Collection entries
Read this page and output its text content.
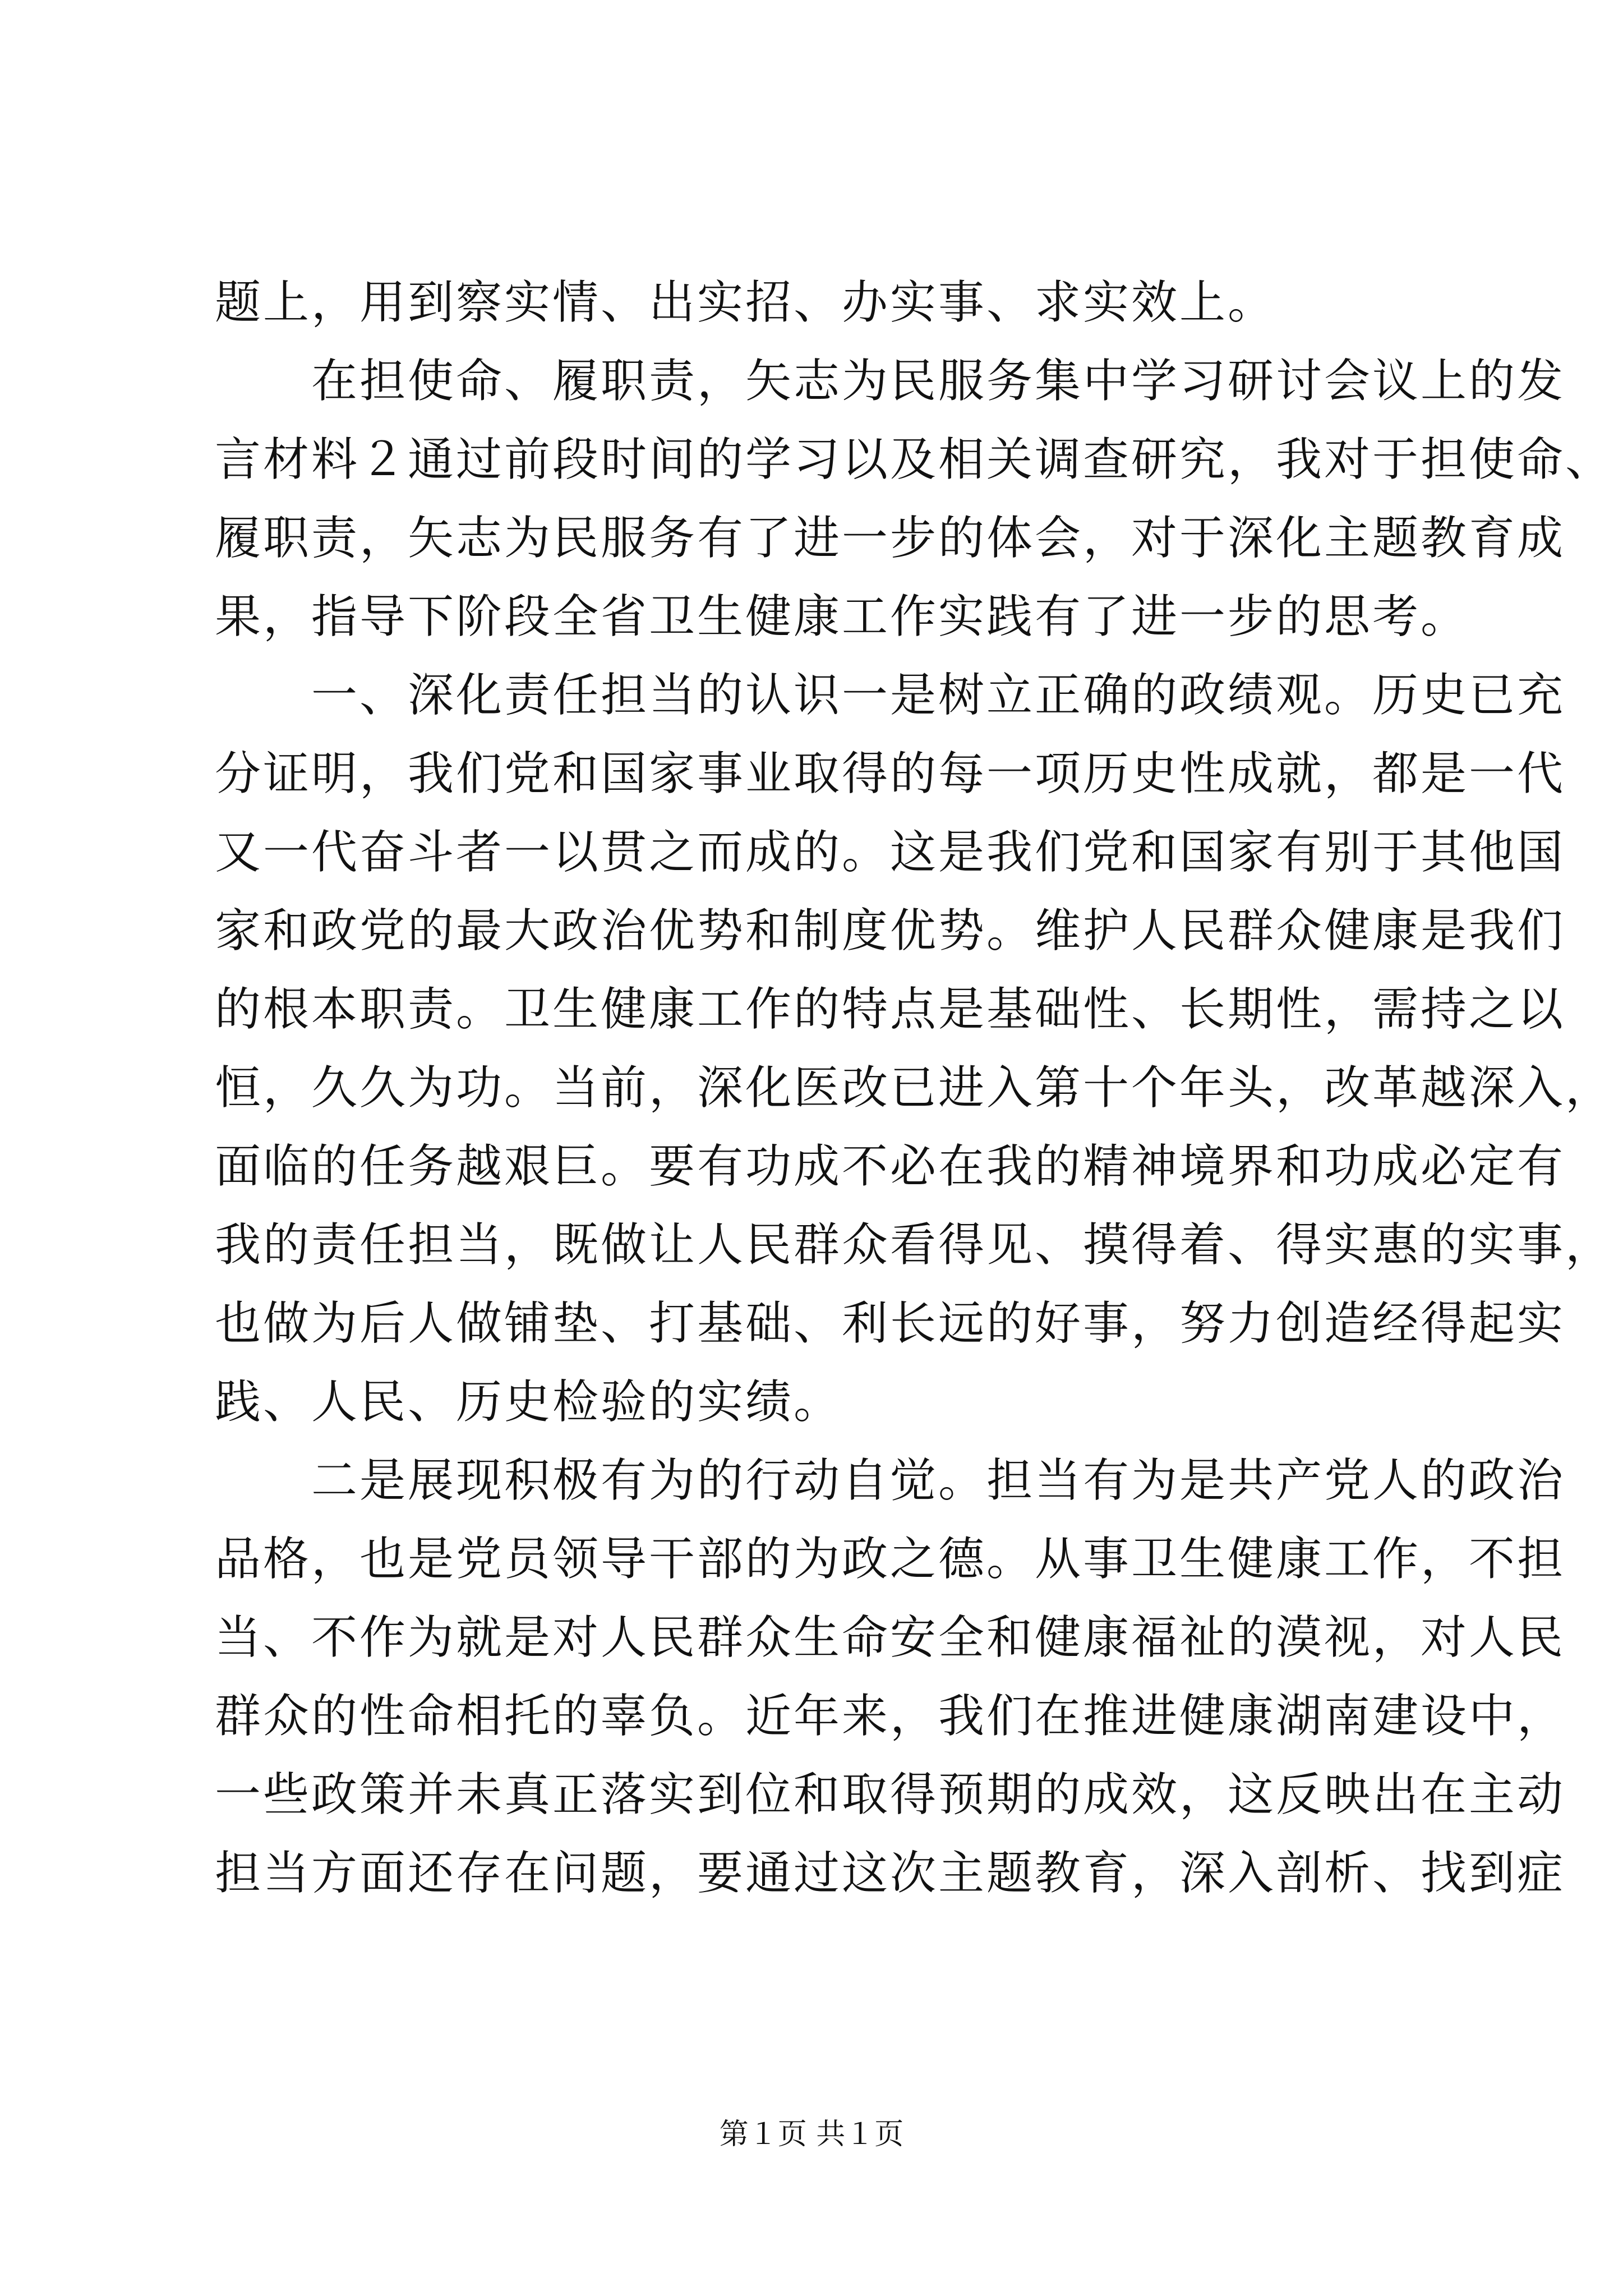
题上，用到察实情、出实招、办实事、求实效上。
在担使命、履职责，矢志为民服务集中学习研讨会议上的发
言材料２通过前段时间的学习以及相关调查研究，我对于担使命、
履职责，矢志为民服务有了进一步的体会，对于深化主题教育成
果，指导下阶段全省卫生健康工作实践有了进一步的思考。
一、深化责任担当的认识一是树立正确的政绩观。历史已充
分证明，我们党和国家事业取得的每一项历史性成就，都是一代
又一代奋斗者一以贯之而成的。这是我们党和国家有别于其他国
家和政党的最大政治优势和制度优势。维护人民群众健康是我们
的根本职责。卫生健康工作的特点是基础性、长期性，需持之以
恒，久久为功。当前，深化医改已进入第十个年头，改革越深入，
面临的任务越艰巨。要有功成不必在我的精神境界和功成必定有
我的责任担当，既做让人民群众看得见、摸得着、得实惠的实事，
也做为后人做铺垫、打基础、利长远的好事，努力创造经得起实
践、人民、历史检验的实绩。
二是展现积极有为的行动自觉。担当有为是共产党人的政治
品格，也是党员领导干部的为政之德。从事卫生健康工作，不担
当、不作为就是对人民群众生命安全和健康福祉的漠视，对人民
群众的性命相托的辜负。近年来，我们在推进健康湖南建设中，
一些政策并未真正落实到位和取得预期的成效，这反映出在主动
担当方面还存在问题，要通过这次主题教育，深入剖析、找到症
第１页 共１页
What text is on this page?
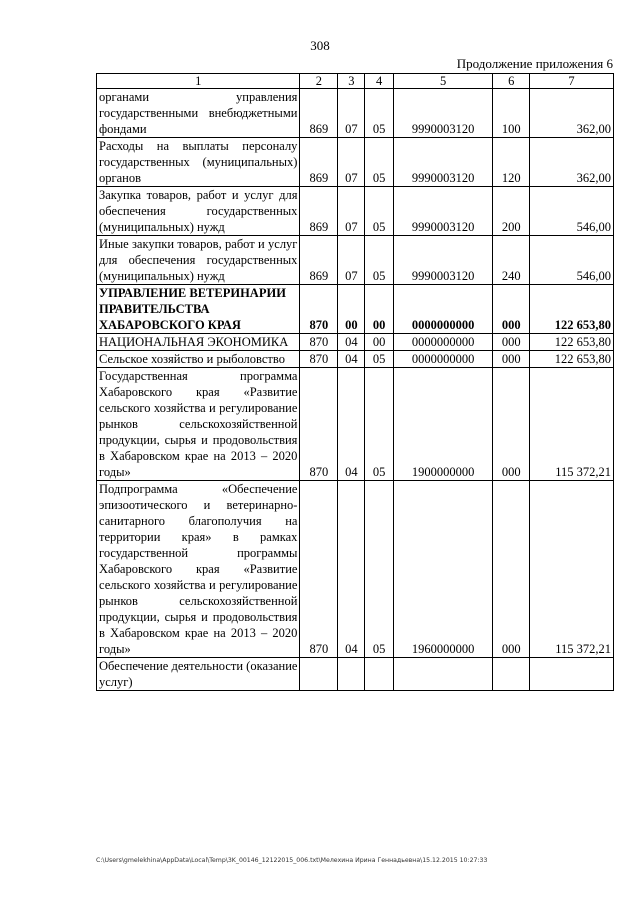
308
Продолжение приложения 6
1	2	3	4	5	6	7
органами управления государственными внебюджетными фондами	869	07	05	9990003120	100	362,00
Расходы на выплаты персоналу государственных (муниципальных) органов	869	07	05	9990003120	120	362,00
Закупка товаров, работ и услуг для обеспечения государственных (муниципальных) нужд	869	07	05	9990003120	200	546,00
Иные закупки товаров, работ и услуг для обеспечения государственных (муниципальных) нужд	869	07	05	9990003120	240	546,00
УПРАВЛЕНИЕ ВЕТЕРИНАРИИ ПРАВИТЕЛЬСТВА ХАБАРОВСКОГО КРАЯ	870	00	00	0000000000	000	122 653,80
НАЦИОНАЛЬНАЯ ЭКОНОМИКА	870	04	00	0000000000	000	122 653,80
Сельское хозяйство и рыболовство	870	04	05	0000000000	000	122 653,80
Государственная программа Хабаровского края «Развитие сельского хозяйства и регулирование рынков сельскохозяйственной продукции, сырья и продовольствия в Хабаровском крае на 2013 – 2020 годы»	870	04	05	1900000000	000	115 372,21
Подпрограмма «Обеспечение эпизоотического и ветеринарно-санитарного благополучия на территории края» в рамках государственной программы Хабаровского края «Развитие сельского хозяйства и регулирование рынков сельскохозяйственной продукции, сырья и продовольствия в Хабаровском крае на 2013 – 2020 годы»	870	04	05	1960000000	000	115 372,21
Обеспечение деятельности (оказание услуг)						
C:\Users\gmelekhina\AppData\Local\Temp\3K_00146_12122015_006.txt\Мелехина Ирина Геннадьевна\15.12.2015 10:27:33
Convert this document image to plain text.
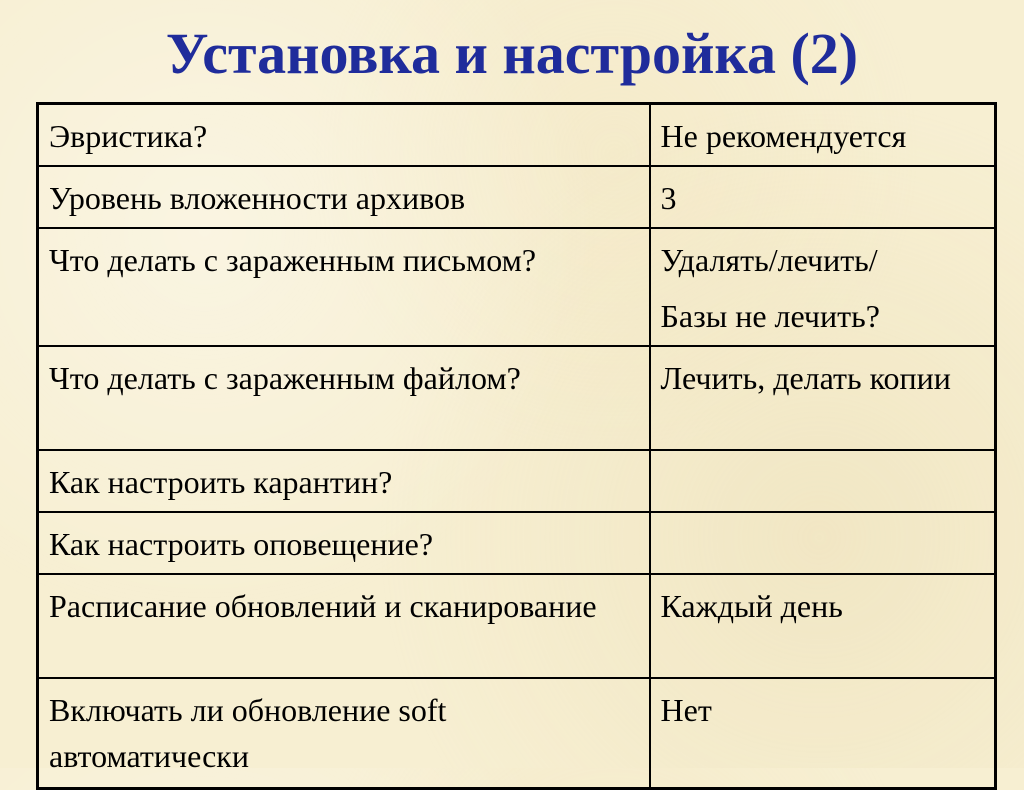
Установка и настройка (2)
Эвристика?	Не рекомендуется

Уровень вложенности архивов	3

Что делать с зараженным письмом?	Удалять/лечить/
Базы не лечить?

Что делать с зараженным файлом?	Лечить, делать копии

Как настроить карантин?	
Как настроить оповещение?	
Расписание обновлений и сканирование	Каждый день

Включать ли обновление soft автоматически	Нет
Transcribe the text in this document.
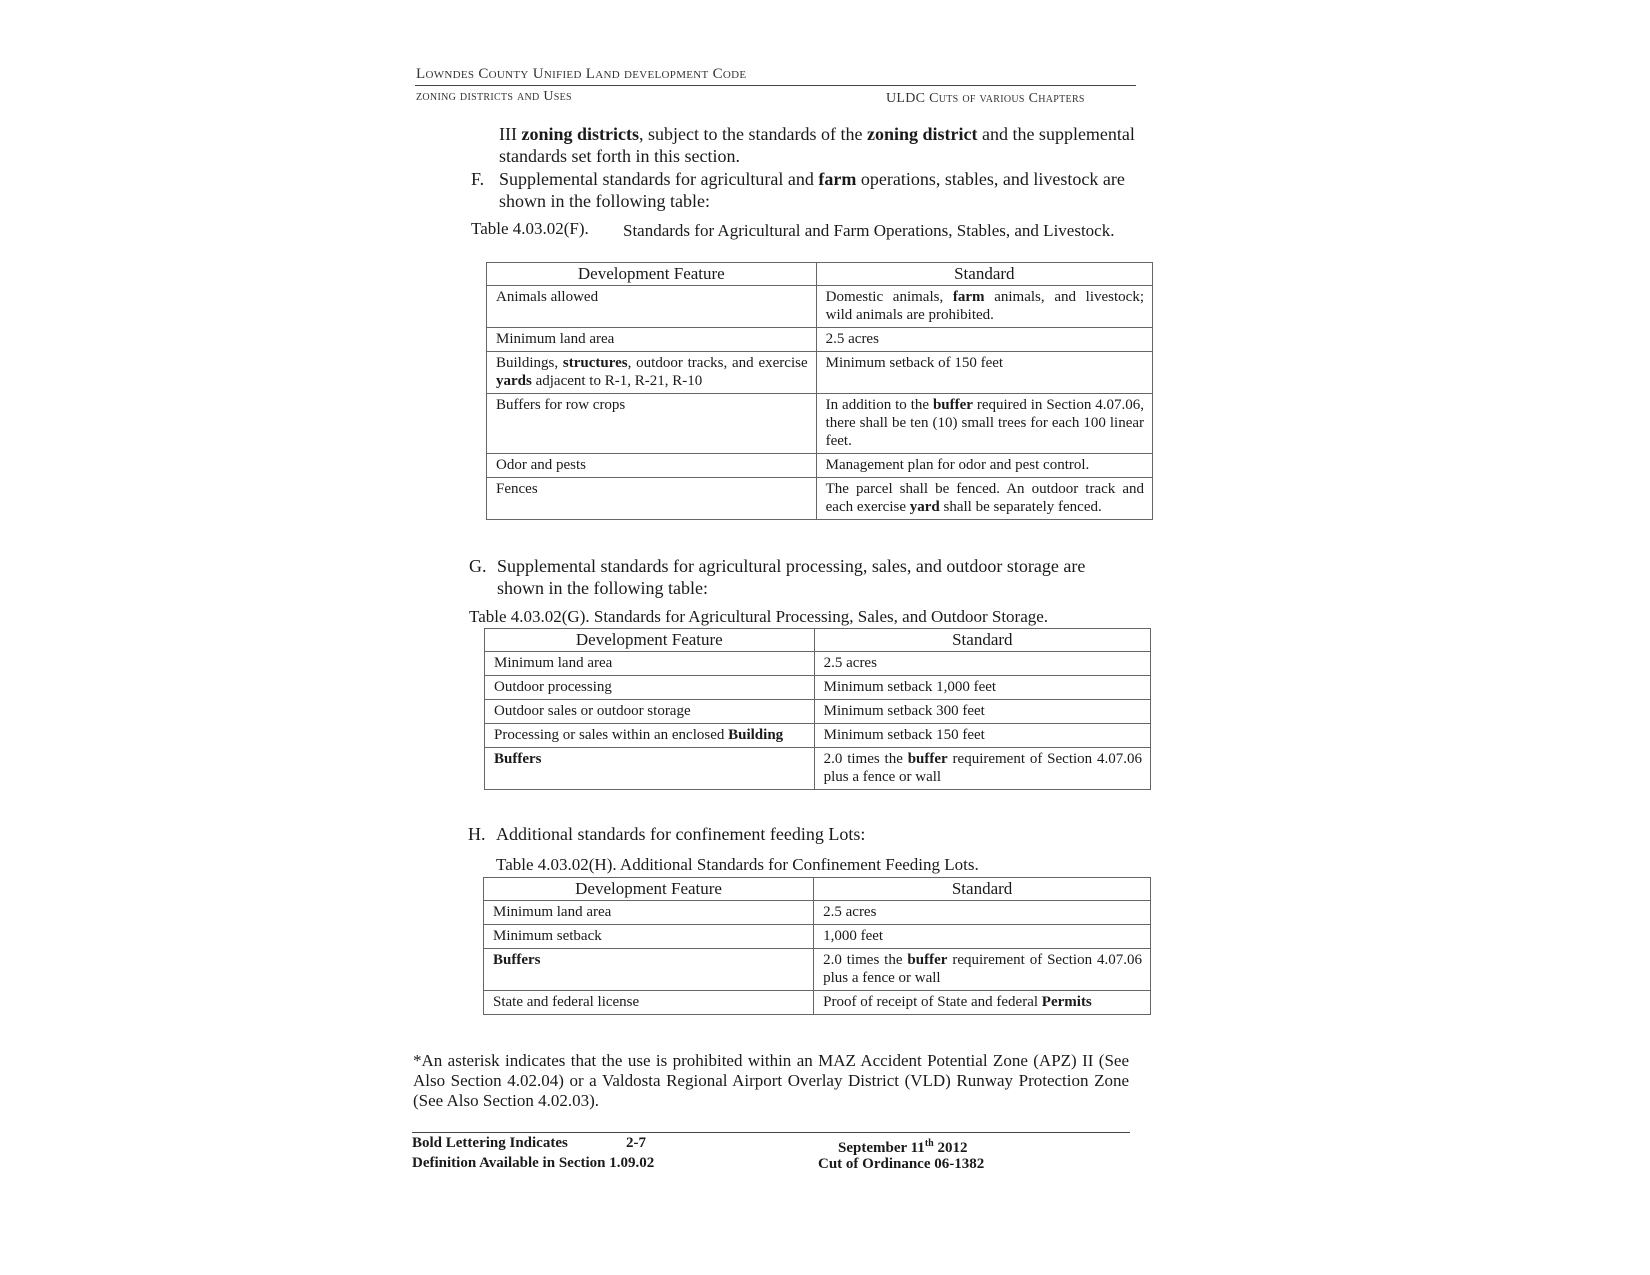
Lowndes County Unified Land development Code
zoning districts and Uses	ULDC Cuts of various Chapters
III zoning districts, subject to the standards of the zoning district and the supplemental standards set forth in this section.
F. Supplemental standards for agricultural and farm operations, stables, and livestock are shown in the following table:
Table 4.03.02(F). Standards for Agricultural and Farm Operations, Stables, and Livestock.
Development Feature	Standard
Animals allowed	Domestic animals, farm animals, and livestock; wild animals are prohibited.
Minimum land area	2.5 acres
Buildings, structures, outdoor tracks, and exercise yards adjacent to R-1, R-21, R-10	Minimum setback of 150 feet
Buffers for row crops	In addition to the buffer required in Section 4.07.06, there shall be ten (10) small trees for each 100 linear feet.
Odor and pests	Management plan for odor and pest control.
Fences	The parcel shall be fenced. An outdoor track and each exercise yard shall be separately fenced.
G. Supplemental standards for agricultural processing, sales, and outdoor storage are shown in the following table:
Table 4.03.02(G). Standards for Agricultural Processing, Sales, and Outdoor Storage.
Development Feature	Standard
Minimum land area	2.5 acres
Outdoor processing	Minimum setback 1,000 feet
Outdoor sales or outdoor storage	Minimum setback 300 feet
Processing or sales within an enclosed Building	Minimum setback 150 feet
Buffers	2.0 times the buffer requirement of Section 4.07.06 plus a fence or wall
H. Additional standards for confinement feeding Lots:
Table 4.03.02(H). Additional Standards for Confinement Feeding Lots.
Development Feature	Standard
Minimum land area	2.5 acres
Minimum setback	1,000 feet
Buffers	2.0 times the buffer requirement of Section 4.07.06 plus a fence or wall
State and federal license	Proof of receipt of State and federal Permits
*An asterisk indicates that the use is prohibited within an MAZ Accident Potential Zone (APZ) II (See Also Section 4.02.04) or a Valdosta Regional Airport Overlay District (VLD) Runway Protection Zone (See Also Section 4.02.03).
Bold Lettering Indicates	2-7
Definition Available in Section 1.09.02
September 11th 2012
Cut of Ordinance 06-1382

_Exercise prompt_.
From the entries above, copy every line containing the word "document".

_Task result_.
Convert this document image to plain text.
Transcribe the text in this document.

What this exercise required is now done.